- **GIVEN REQUEST**
Return all the data below as it stands, minus the pictures.
--- BEGIN ---
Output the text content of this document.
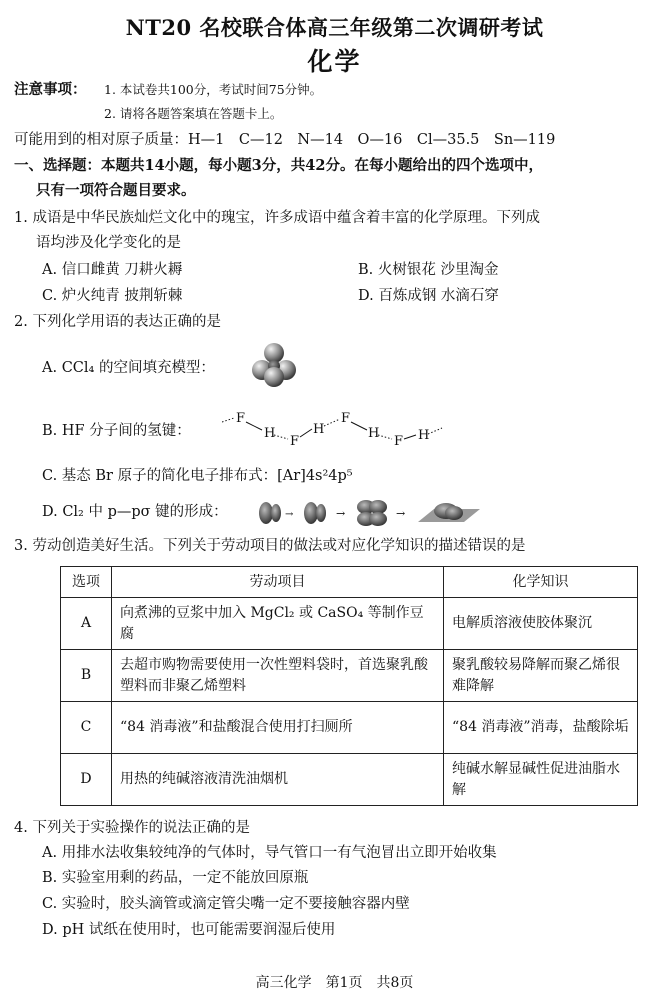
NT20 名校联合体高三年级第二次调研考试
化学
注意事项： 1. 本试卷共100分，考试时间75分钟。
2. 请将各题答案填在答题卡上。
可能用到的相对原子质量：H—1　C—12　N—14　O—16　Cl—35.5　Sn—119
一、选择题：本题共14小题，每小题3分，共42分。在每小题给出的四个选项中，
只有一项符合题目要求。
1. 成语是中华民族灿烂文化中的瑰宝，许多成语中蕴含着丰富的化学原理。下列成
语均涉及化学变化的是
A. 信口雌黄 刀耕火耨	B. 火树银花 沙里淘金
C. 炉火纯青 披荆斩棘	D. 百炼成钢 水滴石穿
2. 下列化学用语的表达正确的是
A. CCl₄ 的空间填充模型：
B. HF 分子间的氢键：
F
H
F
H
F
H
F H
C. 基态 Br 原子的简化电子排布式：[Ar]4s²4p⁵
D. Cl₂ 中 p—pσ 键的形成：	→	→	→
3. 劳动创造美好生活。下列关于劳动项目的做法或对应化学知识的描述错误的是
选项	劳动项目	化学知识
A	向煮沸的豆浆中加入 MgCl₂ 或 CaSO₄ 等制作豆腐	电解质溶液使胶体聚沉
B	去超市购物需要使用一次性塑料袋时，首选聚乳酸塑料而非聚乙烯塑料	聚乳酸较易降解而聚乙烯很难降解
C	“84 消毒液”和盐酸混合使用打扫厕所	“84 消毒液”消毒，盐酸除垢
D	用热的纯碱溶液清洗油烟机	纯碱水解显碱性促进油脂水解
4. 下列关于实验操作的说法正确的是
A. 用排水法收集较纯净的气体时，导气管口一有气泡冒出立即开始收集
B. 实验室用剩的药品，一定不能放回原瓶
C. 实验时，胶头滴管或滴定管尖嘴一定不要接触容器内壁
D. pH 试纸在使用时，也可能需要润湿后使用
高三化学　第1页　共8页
--- END ---
- **EXERCISE SOLUTION**
Output the text content of this document.
NT20 名校联合体高三年级第二次调研考试
化学
注意事项： 1. 本试卷共100分，考试时间75分钟。
2. 请将各题答案填在答题卡上。
可能用到的相对原子质量：H—1　C—12　N—14　O—16　Cl—35.5　Sn—119
一、选择题：本题共14小题，每小题3分，共42分。在每小题给出的四个选项中，
只有一项符合题目要求。
1. 成语是中华民族灿烂文化中的瑰宝，许多成语中蕴含着丰富的化学原理。下列成
语均涉及化学变化的是
A. 信口雌黄 刀耕火耨	B. 火树银花 沙里淘金
C. 炉火纯青 披荆斩棘	D. 百炼成钢 水滴石穿
2. 下列化学用语的表达正确的是
A. CCl₄ 的空间填充模型：
B. HF 分子间的氢键：
F
H
F
H
F
H
F H
C. 基态 Br 原子的简化电子排布式：[Ar]4s²4p⁵
D. Cl₂ 中 p—pσ 键的形成：	→	→	→
3. 劳动创造美好生活。下列关于劳动项目的做法或对应化学知识的描述错误的是
选项	劳动项目	化学知识
A	向煮沸的豆浆中加入 MgCl₂ 或 CaSO₄ 等制作豆腐	电解质溶液使胶体聚沉
B	去超市购物需要使用一次性塑料袋时，首选聚乳酸塑料而非聚乙烯塑料	聚乳酸较易降解而聚乙烯很难降解
C	“84 消毒液”和盐酸混合使用打扫厕所	“84 消毒液”消毒，盐酸除垢
D	用热的纯碱溶液清洗油烟机	纯碱水解显碱性促进油脂水解
4. 下列关于实验操作的说法正确的是
A. 用排水法收集较纯净的气体时，导气管口一有气泡冒出立即开始收集
B. 实验室用剩的药品，一定不能放回原瓶
C. 实验时，胶头滴管或滴定管尖嘴一定不要接触容器内壁
D. pH 试纸在使用时，也可能需要润湿后使用
高三化学　第1页　共8页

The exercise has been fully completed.